Dataset items
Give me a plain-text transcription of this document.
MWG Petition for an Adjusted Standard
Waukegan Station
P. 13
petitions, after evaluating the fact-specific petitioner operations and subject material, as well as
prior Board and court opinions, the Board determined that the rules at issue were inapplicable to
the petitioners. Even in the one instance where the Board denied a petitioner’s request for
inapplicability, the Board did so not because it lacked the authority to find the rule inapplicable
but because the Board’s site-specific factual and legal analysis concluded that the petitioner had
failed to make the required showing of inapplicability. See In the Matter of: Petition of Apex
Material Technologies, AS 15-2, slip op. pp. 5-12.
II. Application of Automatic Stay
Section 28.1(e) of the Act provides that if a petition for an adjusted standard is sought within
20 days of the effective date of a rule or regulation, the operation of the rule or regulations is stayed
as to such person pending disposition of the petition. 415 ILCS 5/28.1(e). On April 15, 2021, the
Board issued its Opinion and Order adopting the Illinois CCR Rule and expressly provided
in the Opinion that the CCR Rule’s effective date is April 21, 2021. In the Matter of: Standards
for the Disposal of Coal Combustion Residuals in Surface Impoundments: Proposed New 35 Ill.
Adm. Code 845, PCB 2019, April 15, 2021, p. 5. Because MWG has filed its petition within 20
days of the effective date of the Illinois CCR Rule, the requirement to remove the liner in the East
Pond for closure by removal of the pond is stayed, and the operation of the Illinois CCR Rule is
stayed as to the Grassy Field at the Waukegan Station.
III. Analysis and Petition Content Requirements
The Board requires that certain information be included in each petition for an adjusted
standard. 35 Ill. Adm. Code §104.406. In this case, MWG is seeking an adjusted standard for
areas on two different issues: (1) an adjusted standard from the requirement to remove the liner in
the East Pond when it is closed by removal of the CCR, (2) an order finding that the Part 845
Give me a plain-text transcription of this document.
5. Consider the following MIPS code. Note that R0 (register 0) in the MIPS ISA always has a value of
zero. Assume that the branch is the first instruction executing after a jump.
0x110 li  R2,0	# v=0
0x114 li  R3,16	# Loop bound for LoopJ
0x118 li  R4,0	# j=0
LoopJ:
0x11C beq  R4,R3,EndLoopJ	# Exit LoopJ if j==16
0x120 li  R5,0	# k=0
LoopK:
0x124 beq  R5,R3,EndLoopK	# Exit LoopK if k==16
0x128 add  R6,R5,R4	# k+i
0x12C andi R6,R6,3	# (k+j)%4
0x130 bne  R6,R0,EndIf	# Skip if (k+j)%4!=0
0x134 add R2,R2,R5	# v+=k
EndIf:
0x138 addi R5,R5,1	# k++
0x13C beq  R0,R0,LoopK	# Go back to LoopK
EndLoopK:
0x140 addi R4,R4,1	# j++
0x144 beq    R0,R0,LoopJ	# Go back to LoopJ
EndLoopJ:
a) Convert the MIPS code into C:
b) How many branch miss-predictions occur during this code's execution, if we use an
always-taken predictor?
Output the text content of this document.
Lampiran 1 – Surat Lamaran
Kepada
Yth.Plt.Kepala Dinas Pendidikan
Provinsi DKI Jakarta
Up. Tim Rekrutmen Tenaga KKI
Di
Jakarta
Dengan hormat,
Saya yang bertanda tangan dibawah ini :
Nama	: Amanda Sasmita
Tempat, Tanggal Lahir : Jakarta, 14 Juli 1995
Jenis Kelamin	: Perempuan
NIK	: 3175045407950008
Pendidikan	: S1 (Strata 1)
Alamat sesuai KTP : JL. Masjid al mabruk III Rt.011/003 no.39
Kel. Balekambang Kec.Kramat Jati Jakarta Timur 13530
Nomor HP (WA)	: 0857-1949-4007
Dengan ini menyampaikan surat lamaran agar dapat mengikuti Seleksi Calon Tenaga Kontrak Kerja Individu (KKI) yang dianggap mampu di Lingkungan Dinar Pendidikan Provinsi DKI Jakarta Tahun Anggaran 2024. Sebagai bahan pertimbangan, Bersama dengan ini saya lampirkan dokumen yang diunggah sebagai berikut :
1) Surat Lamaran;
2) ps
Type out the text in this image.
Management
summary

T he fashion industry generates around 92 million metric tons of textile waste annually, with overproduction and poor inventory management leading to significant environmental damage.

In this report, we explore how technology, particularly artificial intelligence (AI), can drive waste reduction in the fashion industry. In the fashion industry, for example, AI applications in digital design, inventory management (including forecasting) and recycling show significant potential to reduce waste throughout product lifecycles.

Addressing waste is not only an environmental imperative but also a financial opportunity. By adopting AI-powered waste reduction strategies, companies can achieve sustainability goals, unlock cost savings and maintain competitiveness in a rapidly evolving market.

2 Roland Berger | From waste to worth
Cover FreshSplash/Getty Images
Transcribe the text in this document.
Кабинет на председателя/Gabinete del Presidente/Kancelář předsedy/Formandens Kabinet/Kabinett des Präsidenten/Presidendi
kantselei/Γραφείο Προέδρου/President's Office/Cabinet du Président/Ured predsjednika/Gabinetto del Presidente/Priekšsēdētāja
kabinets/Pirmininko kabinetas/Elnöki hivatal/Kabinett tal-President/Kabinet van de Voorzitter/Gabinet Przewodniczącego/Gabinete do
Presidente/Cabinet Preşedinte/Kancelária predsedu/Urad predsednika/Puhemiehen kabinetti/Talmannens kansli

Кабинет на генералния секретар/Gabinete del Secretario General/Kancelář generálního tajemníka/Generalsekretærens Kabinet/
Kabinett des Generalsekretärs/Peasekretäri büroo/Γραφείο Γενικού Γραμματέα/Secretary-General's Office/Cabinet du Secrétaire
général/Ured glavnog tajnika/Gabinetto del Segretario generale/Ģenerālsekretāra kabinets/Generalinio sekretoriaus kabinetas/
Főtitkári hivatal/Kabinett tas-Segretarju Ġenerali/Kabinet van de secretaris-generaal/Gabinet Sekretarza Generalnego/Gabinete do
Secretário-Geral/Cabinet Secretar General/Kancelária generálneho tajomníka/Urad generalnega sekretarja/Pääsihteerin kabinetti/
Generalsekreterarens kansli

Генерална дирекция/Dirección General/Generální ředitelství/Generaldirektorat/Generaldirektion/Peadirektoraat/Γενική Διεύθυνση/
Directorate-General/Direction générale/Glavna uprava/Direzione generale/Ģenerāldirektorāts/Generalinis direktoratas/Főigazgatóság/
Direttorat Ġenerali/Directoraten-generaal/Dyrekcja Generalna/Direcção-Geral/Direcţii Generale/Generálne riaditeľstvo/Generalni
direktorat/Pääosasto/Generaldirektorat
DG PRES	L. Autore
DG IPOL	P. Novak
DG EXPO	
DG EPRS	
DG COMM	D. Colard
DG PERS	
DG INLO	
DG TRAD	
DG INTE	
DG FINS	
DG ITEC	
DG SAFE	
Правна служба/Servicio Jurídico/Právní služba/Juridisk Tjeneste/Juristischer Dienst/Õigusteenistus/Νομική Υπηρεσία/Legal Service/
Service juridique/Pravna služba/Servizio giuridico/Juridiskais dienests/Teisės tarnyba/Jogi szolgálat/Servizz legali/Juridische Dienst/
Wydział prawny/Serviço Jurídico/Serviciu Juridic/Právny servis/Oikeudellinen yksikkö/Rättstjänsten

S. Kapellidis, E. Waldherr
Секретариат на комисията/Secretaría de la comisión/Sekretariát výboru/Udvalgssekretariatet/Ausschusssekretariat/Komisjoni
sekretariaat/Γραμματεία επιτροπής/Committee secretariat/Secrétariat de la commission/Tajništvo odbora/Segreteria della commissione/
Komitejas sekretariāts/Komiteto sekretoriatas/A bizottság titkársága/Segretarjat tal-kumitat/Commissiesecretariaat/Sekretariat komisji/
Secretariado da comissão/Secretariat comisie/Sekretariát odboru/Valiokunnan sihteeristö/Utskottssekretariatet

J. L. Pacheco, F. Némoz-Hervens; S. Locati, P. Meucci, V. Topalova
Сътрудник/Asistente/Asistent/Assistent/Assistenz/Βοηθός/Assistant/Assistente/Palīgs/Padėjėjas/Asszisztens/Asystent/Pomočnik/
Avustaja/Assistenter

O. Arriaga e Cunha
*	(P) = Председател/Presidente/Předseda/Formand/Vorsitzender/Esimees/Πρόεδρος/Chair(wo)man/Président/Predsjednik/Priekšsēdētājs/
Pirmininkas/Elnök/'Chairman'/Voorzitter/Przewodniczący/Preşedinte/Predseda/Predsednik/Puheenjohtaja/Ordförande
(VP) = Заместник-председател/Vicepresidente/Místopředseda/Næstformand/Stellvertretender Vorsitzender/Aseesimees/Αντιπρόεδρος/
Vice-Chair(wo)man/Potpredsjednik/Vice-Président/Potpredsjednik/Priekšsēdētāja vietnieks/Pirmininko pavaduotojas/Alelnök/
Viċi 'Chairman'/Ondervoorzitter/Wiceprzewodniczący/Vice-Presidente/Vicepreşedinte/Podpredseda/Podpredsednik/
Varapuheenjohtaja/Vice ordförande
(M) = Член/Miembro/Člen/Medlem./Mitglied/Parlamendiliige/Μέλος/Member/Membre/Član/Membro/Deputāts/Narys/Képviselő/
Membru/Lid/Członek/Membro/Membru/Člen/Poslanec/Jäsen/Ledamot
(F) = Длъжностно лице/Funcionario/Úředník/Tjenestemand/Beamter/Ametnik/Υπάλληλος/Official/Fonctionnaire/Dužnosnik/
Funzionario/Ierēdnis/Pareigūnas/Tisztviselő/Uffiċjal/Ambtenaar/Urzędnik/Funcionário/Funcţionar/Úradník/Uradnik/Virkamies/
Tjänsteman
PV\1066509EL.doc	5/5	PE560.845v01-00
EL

* _TASK DIRECTIONS_: What is the number of lines that hold the string "specific"? Reply with that number alone.

* _OUTPUT_: 2